[Items from a dataset]
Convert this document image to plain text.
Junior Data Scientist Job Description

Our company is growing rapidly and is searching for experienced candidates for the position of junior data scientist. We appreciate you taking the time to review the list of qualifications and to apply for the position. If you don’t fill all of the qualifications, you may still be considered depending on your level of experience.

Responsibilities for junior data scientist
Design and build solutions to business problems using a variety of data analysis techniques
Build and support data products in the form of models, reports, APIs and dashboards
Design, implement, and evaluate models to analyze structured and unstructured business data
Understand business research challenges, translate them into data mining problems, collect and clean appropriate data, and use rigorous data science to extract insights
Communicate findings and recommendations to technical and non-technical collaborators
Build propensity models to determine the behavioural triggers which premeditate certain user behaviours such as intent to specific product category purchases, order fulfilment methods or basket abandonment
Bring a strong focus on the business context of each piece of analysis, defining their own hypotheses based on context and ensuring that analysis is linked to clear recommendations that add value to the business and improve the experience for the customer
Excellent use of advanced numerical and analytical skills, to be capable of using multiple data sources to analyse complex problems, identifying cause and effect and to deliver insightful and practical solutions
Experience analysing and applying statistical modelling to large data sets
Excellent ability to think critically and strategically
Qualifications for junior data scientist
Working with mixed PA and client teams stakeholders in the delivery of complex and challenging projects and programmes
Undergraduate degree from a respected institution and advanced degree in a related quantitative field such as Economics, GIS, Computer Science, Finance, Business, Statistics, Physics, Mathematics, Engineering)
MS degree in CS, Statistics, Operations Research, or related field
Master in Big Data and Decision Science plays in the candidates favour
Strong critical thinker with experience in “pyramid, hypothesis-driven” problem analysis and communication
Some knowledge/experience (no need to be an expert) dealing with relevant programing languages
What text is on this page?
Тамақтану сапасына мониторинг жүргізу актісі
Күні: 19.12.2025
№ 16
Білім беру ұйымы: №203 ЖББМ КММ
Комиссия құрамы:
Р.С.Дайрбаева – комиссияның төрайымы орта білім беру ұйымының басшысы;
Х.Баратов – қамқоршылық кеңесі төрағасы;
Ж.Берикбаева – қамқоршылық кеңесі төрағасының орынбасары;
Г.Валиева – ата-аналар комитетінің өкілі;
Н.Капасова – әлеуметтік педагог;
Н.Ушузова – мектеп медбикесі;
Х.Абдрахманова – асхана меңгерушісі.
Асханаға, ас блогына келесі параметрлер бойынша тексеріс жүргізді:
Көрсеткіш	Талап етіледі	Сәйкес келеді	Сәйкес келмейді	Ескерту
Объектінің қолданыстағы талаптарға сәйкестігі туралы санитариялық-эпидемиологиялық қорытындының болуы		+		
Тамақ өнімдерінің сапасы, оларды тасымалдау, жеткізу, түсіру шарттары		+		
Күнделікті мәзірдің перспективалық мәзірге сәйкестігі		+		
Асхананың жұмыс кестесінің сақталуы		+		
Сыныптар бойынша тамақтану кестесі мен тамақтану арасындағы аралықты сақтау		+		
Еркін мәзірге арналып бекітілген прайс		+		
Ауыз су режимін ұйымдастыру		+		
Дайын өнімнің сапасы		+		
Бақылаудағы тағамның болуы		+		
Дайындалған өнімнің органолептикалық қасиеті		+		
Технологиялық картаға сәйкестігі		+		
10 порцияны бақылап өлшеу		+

* * *

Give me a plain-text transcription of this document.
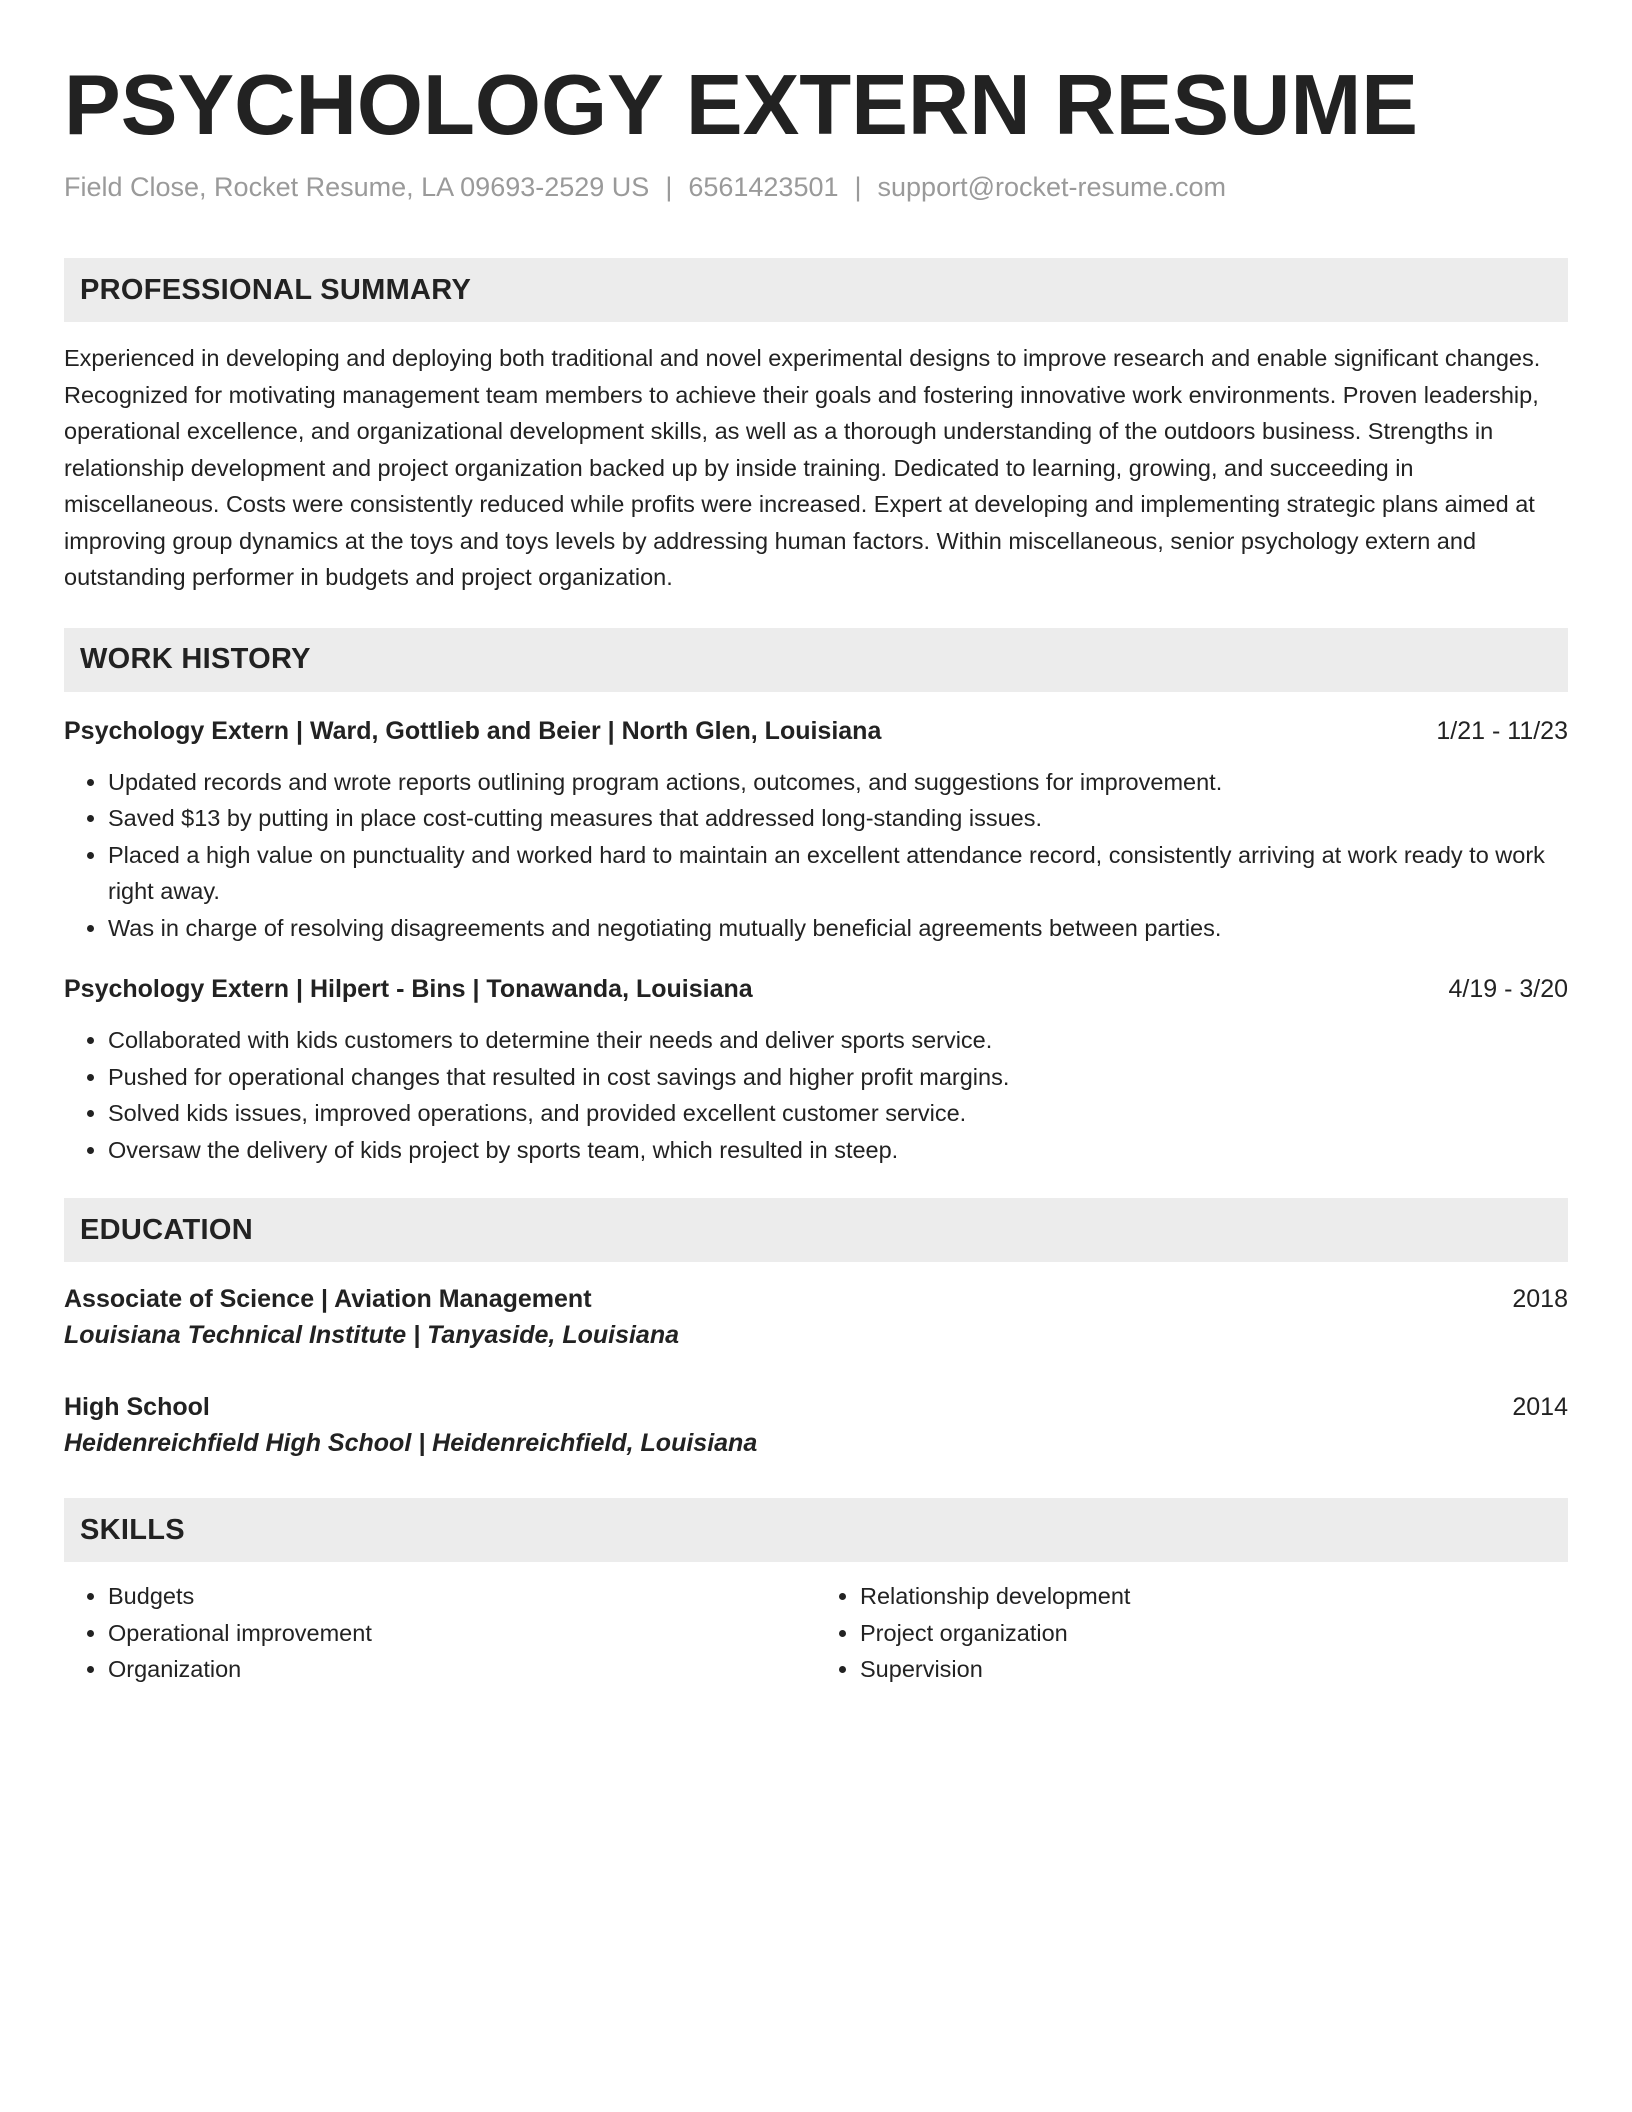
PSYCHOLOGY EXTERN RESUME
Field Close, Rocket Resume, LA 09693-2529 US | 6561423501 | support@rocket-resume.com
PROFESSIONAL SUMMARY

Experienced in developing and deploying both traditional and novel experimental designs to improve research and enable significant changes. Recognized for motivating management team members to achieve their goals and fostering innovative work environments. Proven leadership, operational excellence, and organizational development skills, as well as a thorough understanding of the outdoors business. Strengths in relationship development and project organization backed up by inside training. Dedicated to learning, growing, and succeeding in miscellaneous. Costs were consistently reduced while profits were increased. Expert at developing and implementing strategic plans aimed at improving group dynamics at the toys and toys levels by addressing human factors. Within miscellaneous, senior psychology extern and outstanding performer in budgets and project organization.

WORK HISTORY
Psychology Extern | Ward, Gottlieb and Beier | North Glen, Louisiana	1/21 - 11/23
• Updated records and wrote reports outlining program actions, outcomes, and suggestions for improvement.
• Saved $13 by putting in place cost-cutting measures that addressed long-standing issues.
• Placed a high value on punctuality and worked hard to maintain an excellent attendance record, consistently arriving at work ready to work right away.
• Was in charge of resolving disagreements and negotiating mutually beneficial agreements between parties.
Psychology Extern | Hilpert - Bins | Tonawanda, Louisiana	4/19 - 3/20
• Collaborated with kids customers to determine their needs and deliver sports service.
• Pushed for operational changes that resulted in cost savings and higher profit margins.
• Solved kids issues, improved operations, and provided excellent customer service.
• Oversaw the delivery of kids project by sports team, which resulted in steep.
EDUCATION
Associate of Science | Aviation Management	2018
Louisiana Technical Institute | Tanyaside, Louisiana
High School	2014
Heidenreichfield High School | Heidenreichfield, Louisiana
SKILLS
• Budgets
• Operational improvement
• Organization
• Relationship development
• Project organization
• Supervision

→ THE TASK
Copy out the lines in which the string "problems" appears.

→ CORRECT ANSWER
Design and build solutions to business problems using a variety of data analysis techniques
Understand business research challenges, translate them into data mining problems, collect and clean appropriate data, and use rigorous data science to extract insights
Excellent use of advanced numerical and analytical skills, to be capable of using multiple data sources to analyse complex problems, identifying cause and effect and to deliver insightful and practical solutions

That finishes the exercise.